YOUR GOAL — Find the line that contains "Convert this screenshot". Repeat that line and all lines following it, exactly, through the end of the listing below.

____ DATA EXCERPTS

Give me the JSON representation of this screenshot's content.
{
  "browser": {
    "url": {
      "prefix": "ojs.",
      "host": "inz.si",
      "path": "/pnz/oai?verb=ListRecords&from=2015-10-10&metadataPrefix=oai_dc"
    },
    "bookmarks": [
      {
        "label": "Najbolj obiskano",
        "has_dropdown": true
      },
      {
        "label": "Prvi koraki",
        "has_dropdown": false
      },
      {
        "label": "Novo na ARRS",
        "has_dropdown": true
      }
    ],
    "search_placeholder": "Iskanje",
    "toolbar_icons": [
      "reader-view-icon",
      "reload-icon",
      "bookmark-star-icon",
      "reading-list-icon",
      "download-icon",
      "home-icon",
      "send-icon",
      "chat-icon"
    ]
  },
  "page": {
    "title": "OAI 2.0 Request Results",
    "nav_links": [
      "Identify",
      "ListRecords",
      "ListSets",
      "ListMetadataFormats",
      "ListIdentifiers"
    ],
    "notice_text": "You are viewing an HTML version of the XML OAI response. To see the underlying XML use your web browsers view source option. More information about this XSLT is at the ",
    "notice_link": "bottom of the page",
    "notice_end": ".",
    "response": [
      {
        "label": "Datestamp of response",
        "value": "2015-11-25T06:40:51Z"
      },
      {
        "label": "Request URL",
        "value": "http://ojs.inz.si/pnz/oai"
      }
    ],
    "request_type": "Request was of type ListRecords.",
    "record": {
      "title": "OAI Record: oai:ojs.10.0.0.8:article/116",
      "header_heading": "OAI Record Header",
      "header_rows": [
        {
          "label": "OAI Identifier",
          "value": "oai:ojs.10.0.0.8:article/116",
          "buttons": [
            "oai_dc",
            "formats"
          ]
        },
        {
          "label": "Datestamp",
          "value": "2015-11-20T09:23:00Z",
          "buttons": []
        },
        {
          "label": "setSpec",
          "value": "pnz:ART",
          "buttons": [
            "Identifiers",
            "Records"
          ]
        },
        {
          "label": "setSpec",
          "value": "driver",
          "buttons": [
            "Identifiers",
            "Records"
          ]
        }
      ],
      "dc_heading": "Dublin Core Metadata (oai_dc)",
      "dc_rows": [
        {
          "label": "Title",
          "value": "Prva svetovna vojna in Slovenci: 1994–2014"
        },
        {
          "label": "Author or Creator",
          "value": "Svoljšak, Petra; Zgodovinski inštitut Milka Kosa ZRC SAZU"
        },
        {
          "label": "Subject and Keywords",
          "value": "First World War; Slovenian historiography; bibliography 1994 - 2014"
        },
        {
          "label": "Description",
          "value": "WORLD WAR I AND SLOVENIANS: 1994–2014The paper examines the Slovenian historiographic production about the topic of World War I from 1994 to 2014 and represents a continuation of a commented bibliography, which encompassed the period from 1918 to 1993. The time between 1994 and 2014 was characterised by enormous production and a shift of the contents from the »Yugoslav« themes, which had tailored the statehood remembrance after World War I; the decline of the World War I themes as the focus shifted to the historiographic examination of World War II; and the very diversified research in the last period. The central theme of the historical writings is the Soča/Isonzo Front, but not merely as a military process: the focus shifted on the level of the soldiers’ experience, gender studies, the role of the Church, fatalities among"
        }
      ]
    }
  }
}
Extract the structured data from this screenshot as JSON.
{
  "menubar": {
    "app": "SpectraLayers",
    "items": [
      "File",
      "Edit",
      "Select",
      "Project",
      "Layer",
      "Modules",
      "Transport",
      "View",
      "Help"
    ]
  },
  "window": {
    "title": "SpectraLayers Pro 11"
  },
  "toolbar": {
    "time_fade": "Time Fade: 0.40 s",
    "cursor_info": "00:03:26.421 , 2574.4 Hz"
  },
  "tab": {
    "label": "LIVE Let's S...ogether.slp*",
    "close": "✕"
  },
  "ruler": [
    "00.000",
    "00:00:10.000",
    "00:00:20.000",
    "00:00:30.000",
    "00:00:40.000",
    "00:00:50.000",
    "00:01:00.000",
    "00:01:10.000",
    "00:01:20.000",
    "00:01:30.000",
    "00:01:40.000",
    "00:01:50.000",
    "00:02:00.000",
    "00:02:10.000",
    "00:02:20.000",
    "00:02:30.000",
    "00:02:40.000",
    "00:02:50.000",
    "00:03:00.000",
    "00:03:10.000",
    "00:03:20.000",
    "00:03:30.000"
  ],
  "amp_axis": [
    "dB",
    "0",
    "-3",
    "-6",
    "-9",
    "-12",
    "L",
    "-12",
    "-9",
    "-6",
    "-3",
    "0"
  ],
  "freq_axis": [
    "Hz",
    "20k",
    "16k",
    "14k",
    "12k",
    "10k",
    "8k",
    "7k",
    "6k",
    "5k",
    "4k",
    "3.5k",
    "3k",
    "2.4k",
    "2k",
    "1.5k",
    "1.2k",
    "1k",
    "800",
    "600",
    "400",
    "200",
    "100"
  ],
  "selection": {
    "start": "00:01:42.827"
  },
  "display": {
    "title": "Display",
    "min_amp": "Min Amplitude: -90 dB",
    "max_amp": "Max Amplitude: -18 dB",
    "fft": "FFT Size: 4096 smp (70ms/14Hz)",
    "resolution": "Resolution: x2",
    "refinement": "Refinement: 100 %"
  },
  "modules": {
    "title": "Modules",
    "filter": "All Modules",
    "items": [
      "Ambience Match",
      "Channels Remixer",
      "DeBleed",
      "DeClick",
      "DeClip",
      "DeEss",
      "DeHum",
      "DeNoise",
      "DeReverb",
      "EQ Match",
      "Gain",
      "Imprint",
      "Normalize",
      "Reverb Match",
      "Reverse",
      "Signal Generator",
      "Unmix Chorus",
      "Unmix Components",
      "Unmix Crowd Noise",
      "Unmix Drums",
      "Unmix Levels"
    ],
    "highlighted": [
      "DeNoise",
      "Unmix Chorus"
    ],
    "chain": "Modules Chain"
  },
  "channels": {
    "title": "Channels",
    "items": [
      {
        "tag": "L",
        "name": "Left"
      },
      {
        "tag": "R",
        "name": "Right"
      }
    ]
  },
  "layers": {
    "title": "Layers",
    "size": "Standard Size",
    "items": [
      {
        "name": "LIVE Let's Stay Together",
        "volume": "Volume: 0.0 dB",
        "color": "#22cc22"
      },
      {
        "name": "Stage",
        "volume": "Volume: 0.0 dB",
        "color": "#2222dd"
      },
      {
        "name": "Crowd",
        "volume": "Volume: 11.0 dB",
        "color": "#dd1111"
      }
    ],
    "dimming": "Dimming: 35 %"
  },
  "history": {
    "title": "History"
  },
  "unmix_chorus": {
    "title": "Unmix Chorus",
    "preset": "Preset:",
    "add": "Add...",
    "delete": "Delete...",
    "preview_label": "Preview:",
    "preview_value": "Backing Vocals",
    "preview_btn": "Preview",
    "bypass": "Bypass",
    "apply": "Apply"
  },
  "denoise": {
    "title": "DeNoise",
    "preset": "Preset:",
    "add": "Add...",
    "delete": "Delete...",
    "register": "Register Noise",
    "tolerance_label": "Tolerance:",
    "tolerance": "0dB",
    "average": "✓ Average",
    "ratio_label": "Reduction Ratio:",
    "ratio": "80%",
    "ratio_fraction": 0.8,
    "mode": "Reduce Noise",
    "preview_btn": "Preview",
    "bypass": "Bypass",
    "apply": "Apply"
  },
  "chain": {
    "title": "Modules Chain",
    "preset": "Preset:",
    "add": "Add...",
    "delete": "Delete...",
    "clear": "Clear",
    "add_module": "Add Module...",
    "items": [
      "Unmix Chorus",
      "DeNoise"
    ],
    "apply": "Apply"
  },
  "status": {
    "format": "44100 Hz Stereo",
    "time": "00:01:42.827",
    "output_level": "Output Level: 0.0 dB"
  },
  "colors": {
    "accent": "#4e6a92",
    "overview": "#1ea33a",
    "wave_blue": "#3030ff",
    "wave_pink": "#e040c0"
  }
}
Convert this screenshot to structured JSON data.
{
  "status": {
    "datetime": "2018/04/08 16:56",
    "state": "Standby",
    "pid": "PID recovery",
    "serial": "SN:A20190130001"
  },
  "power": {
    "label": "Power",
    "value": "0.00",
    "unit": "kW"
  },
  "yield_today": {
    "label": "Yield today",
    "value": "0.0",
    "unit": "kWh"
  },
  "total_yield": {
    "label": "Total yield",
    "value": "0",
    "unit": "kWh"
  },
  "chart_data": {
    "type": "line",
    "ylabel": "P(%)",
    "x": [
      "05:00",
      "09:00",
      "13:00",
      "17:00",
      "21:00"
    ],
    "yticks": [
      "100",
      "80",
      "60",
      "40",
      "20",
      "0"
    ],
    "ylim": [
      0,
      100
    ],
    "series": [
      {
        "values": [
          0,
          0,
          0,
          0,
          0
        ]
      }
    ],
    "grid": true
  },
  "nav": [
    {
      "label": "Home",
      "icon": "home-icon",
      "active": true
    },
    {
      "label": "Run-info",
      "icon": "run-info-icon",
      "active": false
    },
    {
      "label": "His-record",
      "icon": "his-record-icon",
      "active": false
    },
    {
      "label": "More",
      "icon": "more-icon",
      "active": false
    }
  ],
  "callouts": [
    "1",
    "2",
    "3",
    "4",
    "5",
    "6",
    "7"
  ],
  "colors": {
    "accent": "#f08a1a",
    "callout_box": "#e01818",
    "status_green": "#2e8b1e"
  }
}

________

TASK RESULT —
Convert this screenshot to structured JSON data.
{
  "status": {
    "datetime": "2018/04/08 16:56",
    "state": "Standby",
    "pid": "PID recovery",
    "serial": "SN:A20190130001"
  },
  "power": {
    "label": "Power",
    "value": "0.00",
    "unit": "kW"
  },
  "yield_today": {
    "label": "Yield today",
    "value": "0.0",
    "unit": "kWh"
  },
  "total_yield": {
    "label": "Total yield",
    "value": "0",
    "unit": "kWh"
  },
  "chart_data": {
    "type": "line",
    "ylabel": "P(%)",
    "x": [
      "05:00",
      "09:00",
      "13:00",
      "17:00",
      "21:00"
    ],
    "yticks": [
      "100",
      "80",
      "60",
      "40",
      "20",
      "0"
    ],
    "ylim": [
      0,
      100
    ],
    "series": [
      {
        "values": [
          0,
          0,
          0,
          0,
          0
        ]
      }
    ],
    "grid": true
  },
  "nav": [
    {
      "label": "Home",
      "icon": "home-icon",
      "active": true
    },
    {
      "label": "Run-info",
      "icon": "run-info-icon",
      "active": false
    },
    {
      "label": "His-record",
      "icon": "his-record-icon",
      "active": false
    },
    {
      "label": "More",
      "icon": "more-icon",
      "active": false
    }
  ],
  "callouts": [
    "1",
    "2",
    "3",
    "4",
    "5",
    "6",
    "7"
  ],
  "colors": {
    "accent": "#f08a1a",
    "callout_box": "#e01818",
    "status_green": "#2e8b1e"
  }
}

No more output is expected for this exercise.